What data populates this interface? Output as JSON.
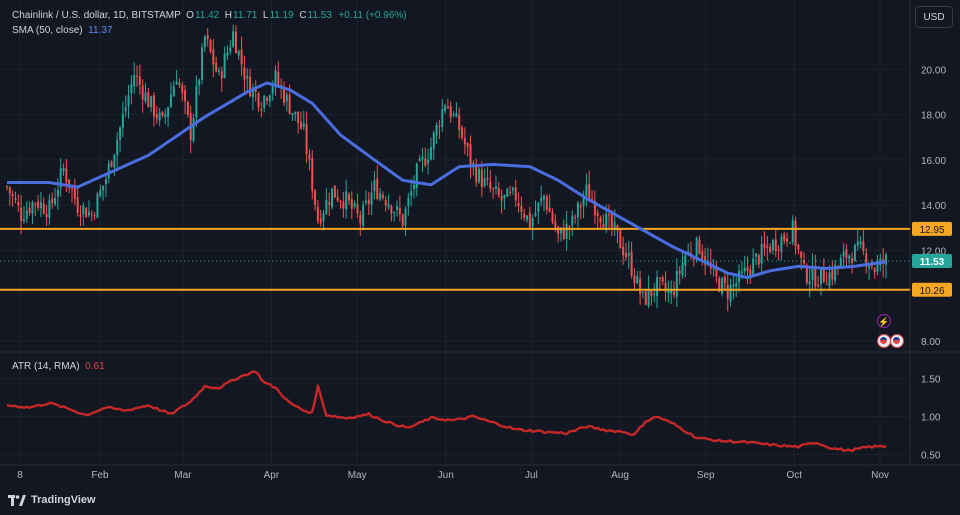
{
  "header": {
    "symbol": "Chainlink / U.S. dollar, 1D, BITSTAMP",
    "o_label": "O",
    "o_value": "11.42",
    "h_label": "H",
    "h_value": "11.71",
    "l_label": "L",
    "l_value": "11.19",
    "c_label": "C",
    "c_value": "11.53",
    "change": "+0.11 (+0.96%)"
  },
  "sma": {
    "label": "SMA (50, close)",
    "value": "11.37"
  },
  "atr": {
    "label": "ATR (14, RMA)",
    "value": "0.61"
  },
  "currency_button": "USD",
  "branding": "TradingView",
  "colors": {
    "up": "#26a69a",
    "down": "#ef5350",
    "sma": "#4a6ee0",
    "atr": "#c62828",
    "level_line": "#f5a623",
    "last_price": "#26a69a",
    "background": "#131722",
    "grid": "#1e222d"
  },
  "icons": [
    "bolt-icon",
    "us-flag-icon",
    "us-flag-icon"
  ],
  "chart_data": [
    {
      "type": "candlestick",
      "title": "Chainlink / U.S. dollar, 1D, BITSTAMP",
      "x_tick_labels": [
        "8",
        "Feb",
        "Mar",
        "Apr",
        "May",
        "Jun",
        "Jul",
        "Aug",
        "Sep",
        "Oct",
        "Nov"
      ],
      "y_tick_labels": [
        "8.00",
        "12.00",
        "14.00",
        "16.00",
        "18.00",
        "20.00"
      ],
      "ylim": [
        7.6,
        22.8
      ],
      "horizontal_levels": [
        "12.95",
        "10.26"
      ],
      "last_price": "11.53",
      "grid": true,
      "ohlc_anchors": [
        [
          0,
          14.8
        ],
        [
          5,
          13.6
        ],
        [
          10,
          14.2
        ],
        [
          15,
          13.8
        ],
        [
          20,
          15.6
        ],
        [
          25,
          14.0
        ],
        [
          30,
          13.6
        ],
        [
          35,
          15.2
        ],
        [
          40,
          17.4
        ],
        [
          45,
          19.8
        ],
        [
          50,
          18.6
        ],
        [
          55,
          17.6
        ],
        [
          60,
          19.8
        ],
        [
          65,
          17.2
        ],
        [
          70,
          21.4
        ],
        [
          75,
          19.6
        ],
        [
          80,
          21.6
        ],
        [
          85,
          19.4
        ],
        [
          90,
          18.6
        ],
        [
          95,
          19.6
        ],
        [
          100,
          18.4
        ],
        [
          105,
          17.2
        ],
        [
          110,
          13.4
        ],
        [
          115,
          14.6
        ],
        [
          120,
          14.2
        ],
        [
          125,
          13.3
        ],
        [
          130,
          14.8
        ],
        [
          135,
          14.2
        ],
        [
          140,
          13.3
        ],
        [
          145,
          15.4
        ],
        [
          150,
          16.6
        ],
        [
          155,
          18.6
        ],
        [
          160,
          17.4
        ],
        [
          165,
          15.6
        ],
        [
          170,
          14.8
        ],
        [
          175,
          14.2
        ],
        [
          180,
          14.4
        ],
        [
          185,
          13.2
        ],
        [
          190,
          14.4
        ],
        [
          195,
          12.6
        ],
        [
          200,
          13.2
        ],
        [
          205,
          14.6
        ],
        [
          210,
          13.6
        ],
        [
          215,
          12.8
        ],
        [
          220,
          11.6
        ],
        [
          225,
          9.8
        ],
        [
          230,
          10.4
        ],
        [
          235,
          10.0
        ],
        [
          240,
          11.8
        ],
        [
          245,
          12.2
        ],
        [
          250,
          10.8
        ],
        [
          255,
          10.2
        ],
        [
          260,
          10.8
        ],
        [
          265,
          11.6
        ],
        [
          270,
          12.2
        ],
        [
          275,
          12.6
        ],
        [
          278,
          12.9
        ],
        [
          282,
          11.0
        ],
        [
          287,
          10.8
        ],
        [
          292,
          11.0
        ],
        [
          297,
          11.8
        ],
        [
          302,
          12.0
        ],
        [
          307,
          11.2
        ],
        [
          311,
          11.53
        ]
      ],
      "sma_anchors": [
        [
          0,
          15.0
        ],
        [
          15,
          15.0
        ],
        [
          25,
          14.8
        ],
        [
          50,
          16.2
        ],
        [
          70,
          17.9
        ],
        [
          85,
          19.0
        ],
        [
          92,
          19.4
        ],
        [
          100,
          19.1
        ],
        [
          108,
          18.5
        ],
        [
          118,
          17.1
        ],
        [
          130,
          16.0
        ],
        [
          140,
          15.1
        ],
        [
          150,
          14.9
        ],
        [
          160,
          15.7
        ],
        [
          172,
          15.8
        ],
        [
          185,
          15.7
        ],
        [
          195,
          15.1
        ],
        [
          205,
          14.3
        ],
        [
          215,
          13.6
        ],
        [
          225,
          12.9
        ],
        [
          235,
          12.2
        ],
        [
          245,
          11.6
        ],
        [
          255,
          11.0
        ],
        [
          262,
          10.8
        ],
        [
          270,
          11.1
        ],
        [
          280,
          11.3
        ],
        [
          290,
          11.2
        ],
        [
          300,
          11.3
        ],
        [
          311,
          11.5
        ]
      ],
      "candle_count": 312
    },
    {
      "type": "line",
      "title": "ATR (14, RMA)",
      "y_tick_labels": [
        "0.50",
        "1.00",
        "1.50"
      ],
      "ylim": [
        0.4,
        1.8
      ],
      "grid": true,
      "series": [
        {
          "name": "ATR (14, RMA)",
          "anchors": [
            [
              0,
              1.15
            ],
            [
              8,
              1.12
            ],
            [
              15,
              1.18
            ],
            [
              22,
              1.1
            ],
            [
              28,
              1.02
            ],
            [
              35,
              1.12
            ],
            [
              42,
              1.08
            ],
            [
              50,
              1.15
            ],
            [
              58,
              1.03
            ],
            [
              65,
              1.2
            ],
            [
              70,
              1.4
            ],
            [
              75,
              1.38
            ],
            [
              82,
              1.52
            ],
            [
              88,
              1.6
            ],
            [
              91,
              1.45
            ],
            [
              95,
              1.38
            ],
            [
              100,
              1.18
            ],
            [
              105,
              1.08
            ],
            [
              108,
              1.05
            ],
            [
              110,
              1.4
            ],
            [
              113,
              1.02
            ],
            [
              120,
              0.98
            ],
            [
              128,
              1.03
            ],
            [
              135,
              0.92
            ],
            [
              142,
              0.85
            ],
            [
              150,
              0.98
            ],
            [
              158,
              0.95
            ],
            [
              165,
              1.0
            ],
            [
              172,
              0.92
            ],
            [
              180,
              0.83
            ],
            [
              190,
              0.8
            ],
            [
              198,
              0.78
            ],
            [
              205,
              0.87
            ],
            [
              212,
              0.82
            ],
            [
              218,
              0.8
            ],
            [
              222,
              0.76
            ],
            [
              226,
              0.94
            ],
            [
              230,
              1.0
            ],
            [
              236,
              0.9
            ],
            [
              244,
              0.72
            ],
            [
              252,
              0.68
            ],
            [
              262,
              0.66
            ],
            [
              272,
              0.62
            ],
            [
              280,
              0.6
            ],
            [
              286,
              0.66
            ],
            [
              292,
              0.58
            ],
            [
              298,
              0.55
            ],
            [
              305,
              0.6
            ],
            [
              311,
              0.61
            ]
          ]
        }
      ]
    }
  ]
}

• _Objective_: Display every line of the listing that contains the string "title".

• _Expected output_:
      "title": "Chainlink / U.S. dollar, 1D, BITSTAMP",
      "title": "ATR (14, RMA)",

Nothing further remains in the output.